▶ [PASSAGE SHOWN]

....................

This class, at present, is comparatively small—yet soon to form an overwhelming majority, unless great and immediate efforts are used to lessen the intolerable grievances of our poor brethren, and infuse into their sorely wounded hearts the healing qualities of knowledge.

we wonder that men should want humanity, who want all the circumstances of life that humanize? Can we wonder that with the ignorance of brutes they should unite their ferocity? Peace and comfort be with these! But let us shudder to hear from men of dissimilar opportunities sentiments of similar revengefulness. The purifying alchemy of education may transmute the fierceness of an ignorant man into virtuous energy; but what remedy shall we apply to him whom plenty has not softened, whom knowledge has not taught benevolence ? This is one among the many fatal effects which result from the want of fixed principles.

There is a third class among the friends of freedom, who possess not the wavering character of the first description, nor the ferocity last delineated. They pursue the interests of freedom steadily, but with narrow and self-centering views: they anticipate with exultation the abolition of privileged orders, and of acts that persecute by exclusion from the right of citizenship. Whatever is above them they are most willing to drag down; but every proposed alteration that would elevate their poorer brethren, they rank among the dreams of visionaries : as if there were any thing in the superiority of lord to gentleman so mortifying in the barrier, so fatal to happiness in the consequences, as the more real distinction of master and servant, of rich man and of poor. Wherein am I made worse by my ennobled neighbour? Do the childish titles of aristocracy detract from my domestic comforts, or prevent my intellectual acquisitions? But those institutions of society which should condemn me to the necessity of twelve hours' daily toil, would make my soul a slave, and sink the rational being in the mere animal. It is a mockery of our fellow-creatures' wrongs to call them equal in rights, when by the bitter compulsion of their wants we make them inferior to us in all that can soften the heart, or dignify the understanding. Let us not say that this is the work of time—that it is impracticable at present, unless we each in our individual capacities do strenuously and perseveringly endeavour to diffuse among our domestics those comforts and that illumination which far beyond all political ordinances are the true equalizers of men.

....................

▶ [REQUEST 1]
Reproduce the stretch of the records from their start through the line containing "mention-link[interactable]: @mz_larababy: [307, 1072, 482, 1102]", keeping both ends.
The essay passage and the records that follow it come from unrelated sources.

....................

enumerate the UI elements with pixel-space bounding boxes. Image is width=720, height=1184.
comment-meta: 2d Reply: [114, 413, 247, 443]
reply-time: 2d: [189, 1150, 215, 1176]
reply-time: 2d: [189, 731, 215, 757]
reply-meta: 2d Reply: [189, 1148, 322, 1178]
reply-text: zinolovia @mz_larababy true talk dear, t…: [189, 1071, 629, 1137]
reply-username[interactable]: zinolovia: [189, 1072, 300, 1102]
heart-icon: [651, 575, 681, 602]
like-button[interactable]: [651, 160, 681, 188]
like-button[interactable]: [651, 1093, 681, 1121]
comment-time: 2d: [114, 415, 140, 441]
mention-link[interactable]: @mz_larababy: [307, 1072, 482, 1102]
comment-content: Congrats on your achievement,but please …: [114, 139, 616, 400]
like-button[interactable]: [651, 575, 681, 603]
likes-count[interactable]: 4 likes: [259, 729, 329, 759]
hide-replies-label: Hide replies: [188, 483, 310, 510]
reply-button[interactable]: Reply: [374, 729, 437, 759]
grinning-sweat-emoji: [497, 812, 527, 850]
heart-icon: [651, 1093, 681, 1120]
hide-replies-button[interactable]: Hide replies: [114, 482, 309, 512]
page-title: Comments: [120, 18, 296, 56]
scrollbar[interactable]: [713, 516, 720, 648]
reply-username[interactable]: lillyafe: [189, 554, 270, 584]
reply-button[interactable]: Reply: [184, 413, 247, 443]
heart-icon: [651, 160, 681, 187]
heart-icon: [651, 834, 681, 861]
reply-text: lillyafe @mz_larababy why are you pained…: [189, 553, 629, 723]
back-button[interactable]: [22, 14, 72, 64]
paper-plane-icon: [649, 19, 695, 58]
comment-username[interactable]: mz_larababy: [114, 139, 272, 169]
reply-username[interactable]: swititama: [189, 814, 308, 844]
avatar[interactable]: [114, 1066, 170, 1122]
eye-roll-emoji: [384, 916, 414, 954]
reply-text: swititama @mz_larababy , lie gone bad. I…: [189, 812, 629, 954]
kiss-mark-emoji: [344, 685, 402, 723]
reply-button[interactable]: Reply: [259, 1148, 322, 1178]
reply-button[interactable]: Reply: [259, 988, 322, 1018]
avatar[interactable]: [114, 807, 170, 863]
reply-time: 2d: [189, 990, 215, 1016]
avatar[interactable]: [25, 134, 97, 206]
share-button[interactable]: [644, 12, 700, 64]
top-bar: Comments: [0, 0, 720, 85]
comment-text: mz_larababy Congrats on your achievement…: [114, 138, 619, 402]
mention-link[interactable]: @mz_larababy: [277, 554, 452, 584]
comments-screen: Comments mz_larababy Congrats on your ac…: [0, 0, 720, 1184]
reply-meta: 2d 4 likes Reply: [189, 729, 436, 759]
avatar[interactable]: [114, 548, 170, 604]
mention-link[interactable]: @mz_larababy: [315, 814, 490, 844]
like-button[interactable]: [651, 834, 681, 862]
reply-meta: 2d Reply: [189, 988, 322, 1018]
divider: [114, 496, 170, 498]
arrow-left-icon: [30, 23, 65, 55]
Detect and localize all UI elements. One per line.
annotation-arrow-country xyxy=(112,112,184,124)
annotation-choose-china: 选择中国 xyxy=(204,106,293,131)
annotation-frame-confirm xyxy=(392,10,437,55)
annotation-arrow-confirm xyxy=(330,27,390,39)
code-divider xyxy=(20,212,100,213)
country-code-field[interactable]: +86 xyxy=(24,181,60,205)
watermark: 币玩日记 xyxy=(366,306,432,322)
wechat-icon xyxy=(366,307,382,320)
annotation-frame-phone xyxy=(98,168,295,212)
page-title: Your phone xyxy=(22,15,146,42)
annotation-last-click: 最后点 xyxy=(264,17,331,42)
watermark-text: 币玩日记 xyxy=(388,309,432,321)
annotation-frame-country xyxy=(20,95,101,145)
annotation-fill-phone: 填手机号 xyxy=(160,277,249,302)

....................

▶ [REQUEST 2]
For each statement, say yes or no to whether it agrees with the passage on the friends of freedom, and quote the deciding words of the passage: (a) the third class of the friends of freedom has a wavering character; (b) education is called a purifying alchemy; (c) the necessity of twelve hours' daily toil would make the speaker's soul a slave.

▶ [RESPONSE 1]
enumerate the UI elements with pixel-space bounding boxes. Image is width=720, height=1184.
comment-meta: 2d Reply: [114, 413, 247, 443]
reply-time: 2d: [189, 1150, 215, 1176]
reply-time: 2d: [189, 731, 215, 757]
reply-meta: 2d Reply: [189, 1148, 322, 1178]
reply-text: zinolovia @mz_larababy true talk dear, t…: [189, 1071, 629, 1137]
reply-username[interactable]: zinolovia: [189, 1072, 300, 1102]
heart-icon: [651, 575, 681, 602]
like-button[interactable]: [651, 160, 681, 188]
like-button[interactable]: [651, 1093, 681, 1121]
comment-time: 2d: [114, 415, 140, 441]
mention-link[interactable]: @mz_larababy: [307, 1072, 482, 1102]

▶ [RESPONSE 2]
(a) No: "who possess not the wavering character of the first description"
(b) Yes: "The purifying alchemy of education may transmute the fierceness of an ignorant man into virtuous energy"
(c) Yes: "those institutions of society which should condemn me to the necessity of twelve hours' daily toil, would make my soul a slave"